In the data that follows, count every line holding the string "label" and give the count alone.

#### RECORDS FOR THIS EXERCISE
——
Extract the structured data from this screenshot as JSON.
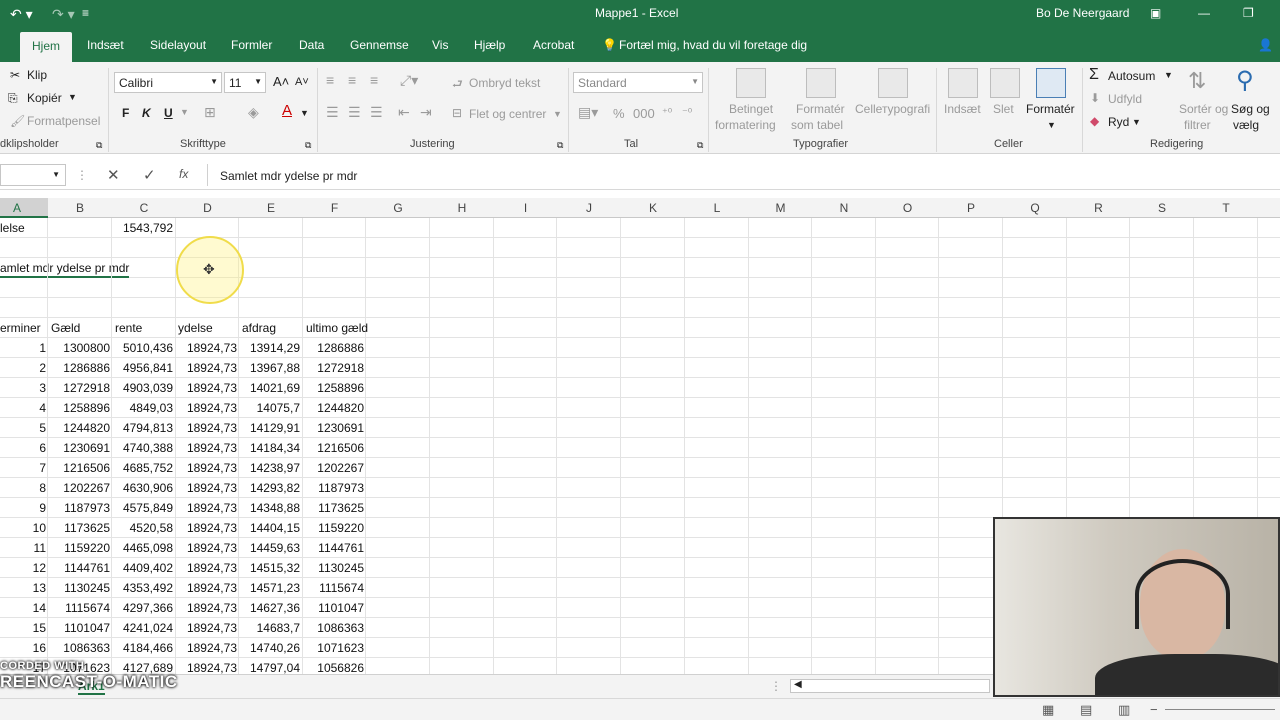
{
  "titlebar": {
    "title": "Mappe1 - Excel",
    "user": "Bo De Neergaard"
  },
  "tabs": [
    "Hjem",
    "Indsæt",
    "Sidelayout",
    "Formler",
    "Data",
    "Gennemse",
    "Vis",
    "Hjælp",
    "Acrobat"
  ],
  "tellme": "Fortæl mig, hvad du vil foretage dig",
  "clipboard": {
    "cut": "Klip",
    "copy": "Kopiér",
    "format": "Formatpensel",
    "label": "dklipsholder"
  },
  "font": {
    "name": "Calibri",
    "size": "11",
    "bold": "F",
    "italic": "K",
    "underline": "U",
    "label": "Skrifttype"
  },
  "alignment": {
    "wrap": "Ombryd tekst",
    "merge": "Flet og centrer",
    "label": "Justering"
  },
  "number": {
    "format": "Standard",
    "label": "Tal"
  },
  "styles": {
    "cond": "Betinget",
    "cond2": "formatering",
    "table": "Formatér",
    "table2": "som tabel",
    "cell": "Cellетypografi",
    "label": "Typografier"
  },
  "cells": {
    "insert": "Indsæt",
    "delete": "Slet",
    "format": "Formatér",
    "label": "Celler"
  },
  "editing": {
    "autosum": "Autosum",
    "fill": "Udfyld",
    "clear": "Ryd",
    "sort": "Sortér og",
    "sort2": "filtrer",
    "find": "Søg og",
    "find2": "vælg",
    "label": "Redigering"
  },
  "formula_bar": {
    "fx": "fx",
    "content": "Samlet mdr ydelse pr mdr"
  },
  "columns": [
    "A",
    "B",
    "C",
    "D",
    "E",
    "F",
    "G",
    "H",
    "I",
    "J",
    "K",
    "L",
    "M",
    "N",
    "O",
    "P",
    "Q",
    "R",
    "S",
    "T"
  ],
  "sheet": {
    "r1a": "lelse",
    "r1c": "1543,792",
    "r3a": "amlet mdr ydelse pr mdr",
    "headers": [
      "erminer",
      "Gæld",
      "rente",
      "ydelse",
      "afdrag",
      "ultimo gæld"
    ],
    "rows": [
      [
        "1",
        "1300800",
        "5010,436",
        "18924,73",
        "13914,29",
        "1286886"
      ],
      [
        "2",
        "1286886",
        "4956,841",
        "18924,73",
        "13967,88",
        "1272918"
      ],
      [
        "3",
        "1272918",
        "4903,039",
        "18924,73",
        "14021,69",
        "1258896"
      ],
      [
        "4",
        "1258896",
        "4849,03",
        "18924,73",
        "14075,7",
        "1244820"
      ],
      [
        "5",
        "1244820",
        "4794,813",
        "18924,73",
        "14129,91",
        "1230691"
      ],
      [
        "6",
        "1230691",
        "4740,388",
        "18924,73",
        "14184,34",
        "1216506"
      ],
      [
        "7",
        "1216506",
        "4685,752",
        "18924,73",
        "14238,97",
        "1202267"
      ],
      [
        "8",
        "1202267",
        "4630,906",
        "18924,73",
        "14293,82",
        "1187973"
      ],
      [
        "9",
        "1187973",
        "4575,849",
        "18924,73",
        "14348,88",
        "1173625"
      ],
      [
        "10",
        "1173625",
        "4520,58",
        "18924,73",
        "14404,15",
        "1159220"
      ],
      [
        "11",
        "1159220",
        "4465,098",
        "18924,73",
        "14459,63",
        "1144761"
      ],
      [
        "12",
        "1144761",
        "4409,402",
        "18924,73",
        "14515,32",
        "1130245"
      ],
      [
        "13",
        "1130245",
        "4353,492",
        "18924,73",
        "14571,23",
        "1115674"
      ],
      [
        "14",
        "1115674",
        "4297,366",
        "18924,73",
        "14627,36",
        "1101047"
      ],
      [
        "15",
        "1101047",
        "4241,024",
        "18924,73",
        "14683,7",
        "1086363"
      ],
      [
        "16",
        "1086363",
        "4184,466",
        "18924,73",
        "14740,26",
        "1071623"
      ],
      [
        "17",
        "1071623",
        "4127,689",
        "18924,73",
        "14797,04",
        "1056826"
      ]
    ]
  },
  "sheet_tab": "Ark1",
  "watermark": {
    "line1": "CORDED WITH",
    "line2": "REENCAST-O-MATIC"
  }
}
——
#### RIGHT ANSWER
7